Determine which lines of the records include the word "data", and copy them.

::::::::::

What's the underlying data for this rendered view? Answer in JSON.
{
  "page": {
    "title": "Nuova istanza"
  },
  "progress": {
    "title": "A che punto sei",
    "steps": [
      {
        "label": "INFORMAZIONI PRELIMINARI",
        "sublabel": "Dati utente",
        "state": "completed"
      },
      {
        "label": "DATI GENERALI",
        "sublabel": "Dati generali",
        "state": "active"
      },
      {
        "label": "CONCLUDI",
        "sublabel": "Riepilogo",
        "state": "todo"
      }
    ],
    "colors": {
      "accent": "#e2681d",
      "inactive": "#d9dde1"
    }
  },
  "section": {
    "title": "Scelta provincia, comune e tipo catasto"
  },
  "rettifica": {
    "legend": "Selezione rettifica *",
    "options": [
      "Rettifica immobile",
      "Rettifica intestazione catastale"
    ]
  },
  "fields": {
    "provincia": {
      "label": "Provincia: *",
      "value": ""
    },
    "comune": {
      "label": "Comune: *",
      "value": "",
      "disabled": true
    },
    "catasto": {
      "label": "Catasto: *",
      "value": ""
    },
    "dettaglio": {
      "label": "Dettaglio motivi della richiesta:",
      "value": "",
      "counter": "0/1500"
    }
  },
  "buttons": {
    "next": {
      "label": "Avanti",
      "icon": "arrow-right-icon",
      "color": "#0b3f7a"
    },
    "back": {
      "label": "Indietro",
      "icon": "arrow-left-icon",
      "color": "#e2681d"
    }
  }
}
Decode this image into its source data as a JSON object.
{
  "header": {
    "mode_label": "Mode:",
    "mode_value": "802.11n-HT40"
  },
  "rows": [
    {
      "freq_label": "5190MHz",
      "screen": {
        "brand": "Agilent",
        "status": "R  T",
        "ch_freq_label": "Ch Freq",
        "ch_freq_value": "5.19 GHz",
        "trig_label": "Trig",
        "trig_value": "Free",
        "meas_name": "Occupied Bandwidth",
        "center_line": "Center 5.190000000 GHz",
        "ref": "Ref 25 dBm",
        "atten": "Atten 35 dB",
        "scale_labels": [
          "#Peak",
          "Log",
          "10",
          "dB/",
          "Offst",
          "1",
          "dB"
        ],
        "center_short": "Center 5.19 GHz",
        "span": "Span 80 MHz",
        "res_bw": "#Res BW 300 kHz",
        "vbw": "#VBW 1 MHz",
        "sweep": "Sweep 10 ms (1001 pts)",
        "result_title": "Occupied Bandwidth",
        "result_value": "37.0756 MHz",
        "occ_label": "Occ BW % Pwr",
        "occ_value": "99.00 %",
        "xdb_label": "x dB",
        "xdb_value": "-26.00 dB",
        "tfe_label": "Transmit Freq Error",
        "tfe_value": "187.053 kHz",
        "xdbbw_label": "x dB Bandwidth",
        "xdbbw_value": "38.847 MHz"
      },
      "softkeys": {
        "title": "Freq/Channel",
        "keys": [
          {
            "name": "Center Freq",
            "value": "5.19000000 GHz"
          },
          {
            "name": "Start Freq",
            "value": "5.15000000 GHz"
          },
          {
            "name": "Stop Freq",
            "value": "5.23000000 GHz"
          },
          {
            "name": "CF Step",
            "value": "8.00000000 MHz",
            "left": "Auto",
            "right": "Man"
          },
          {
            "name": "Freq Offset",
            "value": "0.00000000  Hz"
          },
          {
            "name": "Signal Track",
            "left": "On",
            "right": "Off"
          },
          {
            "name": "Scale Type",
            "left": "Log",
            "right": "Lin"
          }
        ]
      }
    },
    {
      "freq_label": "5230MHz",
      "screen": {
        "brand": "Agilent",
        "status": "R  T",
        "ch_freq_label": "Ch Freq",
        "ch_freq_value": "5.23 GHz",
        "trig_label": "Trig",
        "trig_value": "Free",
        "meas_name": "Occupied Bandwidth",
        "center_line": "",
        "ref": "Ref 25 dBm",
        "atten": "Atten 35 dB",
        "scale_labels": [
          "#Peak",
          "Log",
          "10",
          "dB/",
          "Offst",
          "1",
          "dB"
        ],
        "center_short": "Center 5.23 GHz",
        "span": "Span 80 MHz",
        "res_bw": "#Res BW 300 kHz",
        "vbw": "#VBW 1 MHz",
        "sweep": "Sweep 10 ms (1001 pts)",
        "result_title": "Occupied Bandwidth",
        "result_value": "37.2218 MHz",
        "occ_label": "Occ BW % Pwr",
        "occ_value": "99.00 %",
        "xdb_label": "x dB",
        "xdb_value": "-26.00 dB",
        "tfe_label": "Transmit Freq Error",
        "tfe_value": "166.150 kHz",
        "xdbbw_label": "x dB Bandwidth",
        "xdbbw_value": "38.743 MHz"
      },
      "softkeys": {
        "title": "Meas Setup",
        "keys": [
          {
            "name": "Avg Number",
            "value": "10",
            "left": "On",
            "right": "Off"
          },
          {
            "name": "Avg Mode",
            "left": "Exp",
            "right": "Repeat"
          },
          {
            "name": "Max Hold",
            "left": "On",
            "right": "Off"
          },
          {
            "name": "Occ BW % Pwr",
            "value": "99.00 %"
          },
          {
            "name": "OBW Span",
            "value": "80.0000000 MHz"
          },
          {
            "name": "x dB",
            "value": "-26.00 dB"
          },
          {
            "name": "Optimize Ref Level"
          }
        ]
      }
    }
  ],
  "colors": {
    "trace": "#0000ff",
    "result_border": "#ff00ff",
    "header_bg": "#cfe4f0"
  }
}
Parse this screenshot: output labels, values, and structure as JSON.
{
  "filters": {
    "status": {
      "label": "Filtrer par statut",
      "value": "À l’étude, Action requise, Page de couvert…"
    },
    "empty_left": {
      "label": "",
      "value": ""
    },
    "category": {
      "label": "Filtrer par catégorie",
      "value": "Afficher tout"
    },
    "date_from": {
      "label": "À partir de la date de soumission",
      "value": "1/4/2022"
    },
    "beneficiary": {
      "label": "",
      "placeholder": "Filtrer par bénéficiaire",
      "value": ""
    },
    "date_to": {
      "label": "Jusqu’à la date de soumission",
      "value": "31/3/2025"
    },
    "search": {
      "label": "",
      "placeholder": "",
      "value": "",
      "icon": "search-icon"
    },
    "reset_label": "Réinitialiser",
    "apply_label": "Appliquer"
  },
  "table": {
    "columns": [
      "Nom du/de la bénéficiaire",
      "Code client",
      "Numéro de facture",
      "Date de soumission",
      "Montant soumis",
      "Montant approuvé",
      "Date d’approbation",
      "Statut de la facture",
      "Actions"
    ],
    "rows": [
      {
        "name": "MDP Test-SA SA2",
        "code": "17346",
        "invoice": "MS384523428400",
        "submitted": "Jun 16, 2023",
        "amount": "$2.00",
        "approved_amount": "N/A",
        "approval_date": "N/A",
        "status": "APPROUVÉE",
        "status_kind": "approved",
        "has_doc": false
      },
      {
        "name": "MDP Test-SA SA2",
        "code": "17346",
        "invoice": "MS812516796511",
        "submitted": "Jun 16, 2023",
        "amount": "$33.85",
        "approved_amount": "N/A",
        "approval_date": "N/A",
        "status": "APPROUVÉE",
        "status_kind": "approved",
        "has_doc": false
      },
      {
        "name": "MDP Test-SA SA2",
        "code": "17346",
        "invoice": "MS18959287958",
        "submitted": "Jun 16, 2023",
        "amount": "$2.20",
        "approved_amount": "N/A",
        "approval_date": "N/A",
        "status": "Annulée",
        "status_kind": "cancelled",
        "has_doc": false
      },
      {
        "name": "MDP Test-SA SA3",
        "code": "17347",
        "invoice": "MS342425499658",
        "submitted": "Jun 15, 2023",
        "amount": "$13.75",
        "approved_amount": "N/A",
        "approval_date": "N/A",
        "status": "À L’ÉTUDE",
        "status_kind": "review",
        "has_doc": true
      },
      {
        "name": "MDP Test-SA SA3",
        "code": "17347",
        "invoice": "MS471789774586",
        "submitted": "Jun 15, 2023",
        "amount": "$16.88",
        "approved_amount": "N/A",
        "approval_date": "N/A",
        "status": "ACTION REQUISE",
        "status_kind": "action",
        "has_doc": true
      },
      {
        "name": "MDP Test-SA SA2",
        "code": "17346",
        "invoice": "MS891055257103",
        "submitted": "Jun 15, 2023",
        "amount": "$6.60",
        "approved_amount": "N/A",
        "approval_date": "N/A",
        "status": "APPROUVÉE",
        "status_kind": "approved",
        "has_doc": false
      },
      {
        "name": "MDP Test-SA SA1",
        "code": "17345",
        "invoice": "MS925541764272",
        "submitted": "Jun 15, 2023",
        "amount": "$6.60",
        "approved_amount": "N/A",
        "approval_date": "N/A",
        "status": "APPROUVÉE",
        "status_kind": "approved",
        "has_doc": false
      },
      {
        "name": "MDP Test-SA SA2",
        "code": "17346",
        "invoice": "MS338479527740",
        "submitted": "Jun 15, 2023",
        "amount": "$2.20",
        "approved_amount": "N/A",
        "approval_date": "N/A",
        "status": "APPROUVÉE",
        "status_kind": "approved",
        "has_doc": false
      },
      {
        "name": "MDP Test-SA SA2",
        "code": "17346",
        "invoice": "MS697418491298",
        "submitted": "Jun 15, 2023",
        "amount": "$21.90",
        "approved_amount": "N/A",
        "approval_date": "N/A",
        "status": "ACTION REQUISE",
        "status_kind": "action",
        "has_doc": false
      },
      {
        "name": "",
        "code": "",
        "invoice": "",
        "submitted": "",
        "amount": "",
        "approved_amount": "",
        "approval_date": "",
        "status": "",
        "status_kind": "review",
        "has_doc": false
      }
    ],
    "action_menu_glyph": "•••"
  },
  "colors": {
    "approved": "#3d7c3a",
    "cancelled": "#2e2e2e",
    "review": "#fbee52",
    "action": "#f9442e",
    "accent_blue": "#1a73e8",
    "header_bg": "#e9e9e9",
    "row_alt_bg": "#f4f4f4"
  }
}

::::::::::

• RESPONSE TO THE EXERCISE
What's the underlying data for this rendered view? Answer in JSON.
Decode this image into its source data as a JSON object.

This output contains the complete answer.